▶ _DATA_:
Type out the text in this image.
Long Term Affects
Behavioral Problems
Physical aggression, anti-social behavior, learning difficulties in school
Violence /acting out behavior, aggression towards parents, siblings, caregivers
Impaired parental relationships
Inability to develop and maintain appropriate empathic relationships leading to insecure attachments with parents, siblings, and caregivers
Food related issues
...
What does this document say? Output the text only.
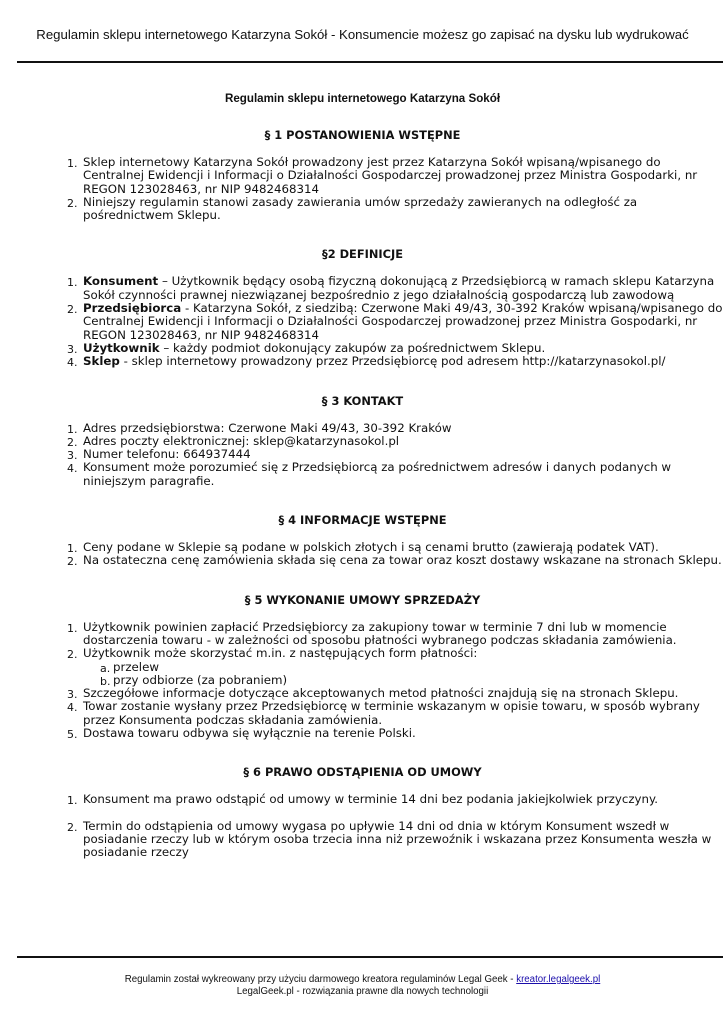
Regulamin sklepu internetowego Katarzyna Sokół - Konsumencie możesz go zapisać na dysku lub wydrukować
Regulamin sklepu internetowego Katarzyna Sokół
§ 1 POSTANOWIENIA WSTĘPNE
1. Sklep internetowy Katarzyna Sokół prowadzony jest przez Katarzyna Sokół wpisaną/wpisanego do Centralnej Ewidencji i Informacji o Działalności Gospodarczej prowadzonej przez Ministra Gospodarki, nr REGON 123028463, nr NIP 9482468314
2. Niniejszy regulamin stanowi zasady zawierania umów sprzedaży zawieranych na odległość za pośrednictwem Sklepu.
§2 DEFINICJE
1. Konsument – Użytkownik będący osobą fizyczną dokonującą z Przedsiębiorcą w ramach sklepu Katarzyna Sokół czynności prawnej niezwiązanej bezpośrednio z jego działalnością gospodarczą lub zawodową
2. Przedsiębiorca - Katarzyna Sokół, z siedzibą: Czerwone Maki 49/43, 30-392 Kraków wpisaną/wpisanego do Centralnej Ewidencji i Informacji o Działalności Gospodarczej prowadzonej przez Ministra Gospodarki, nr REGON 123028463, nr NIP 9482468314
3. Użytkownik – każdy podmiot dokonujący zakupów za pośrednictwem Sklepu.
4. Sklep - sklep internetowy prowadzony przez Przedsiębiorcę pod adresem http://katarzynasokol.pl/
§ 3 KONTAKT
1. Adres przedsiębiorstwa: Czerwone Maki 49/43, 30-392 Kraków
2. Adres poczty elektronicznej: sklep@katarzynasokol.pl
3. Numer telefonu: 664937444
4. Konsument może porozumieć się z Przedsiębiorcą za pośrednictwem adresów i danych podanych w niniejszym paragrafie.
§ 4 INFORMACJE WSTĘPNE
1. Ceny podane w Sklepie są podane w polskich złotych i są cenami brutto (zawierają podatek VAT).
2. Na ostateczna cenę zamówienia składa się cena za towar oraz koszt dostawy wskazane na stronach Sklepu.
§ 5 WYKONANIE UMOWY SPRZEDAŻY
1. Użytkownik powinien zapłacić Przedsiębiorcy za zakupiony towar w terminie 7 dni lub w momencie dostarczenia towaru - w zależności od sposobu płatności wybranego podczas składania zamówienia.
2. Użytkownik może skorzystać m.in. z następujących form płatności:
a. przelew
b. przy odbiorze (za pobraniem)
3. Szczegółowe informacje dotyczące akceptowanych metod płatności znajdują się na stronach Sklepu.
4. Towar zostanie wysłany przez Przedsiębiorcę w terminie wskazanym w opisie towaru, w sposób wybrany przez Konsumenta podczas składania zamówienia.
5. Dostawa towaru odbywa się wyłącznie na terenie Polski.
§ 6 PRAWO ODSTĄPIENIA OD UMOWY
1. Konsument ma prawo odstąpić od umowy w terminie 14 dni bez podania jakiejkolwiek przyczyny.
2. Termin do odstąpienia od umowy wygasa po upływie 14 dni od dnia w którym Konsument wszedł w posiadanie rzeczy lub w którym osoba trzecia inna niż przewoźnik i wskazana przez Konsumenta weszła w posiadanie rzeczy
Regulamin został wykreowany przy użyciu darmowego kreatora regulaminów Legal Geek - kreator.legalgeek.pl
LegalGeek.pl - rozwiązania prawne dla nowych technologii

▶ _AIM_:
Of the lines above, how many contain the string "text"? Only the number is required.

▶ _TASK OUTPUT_:
2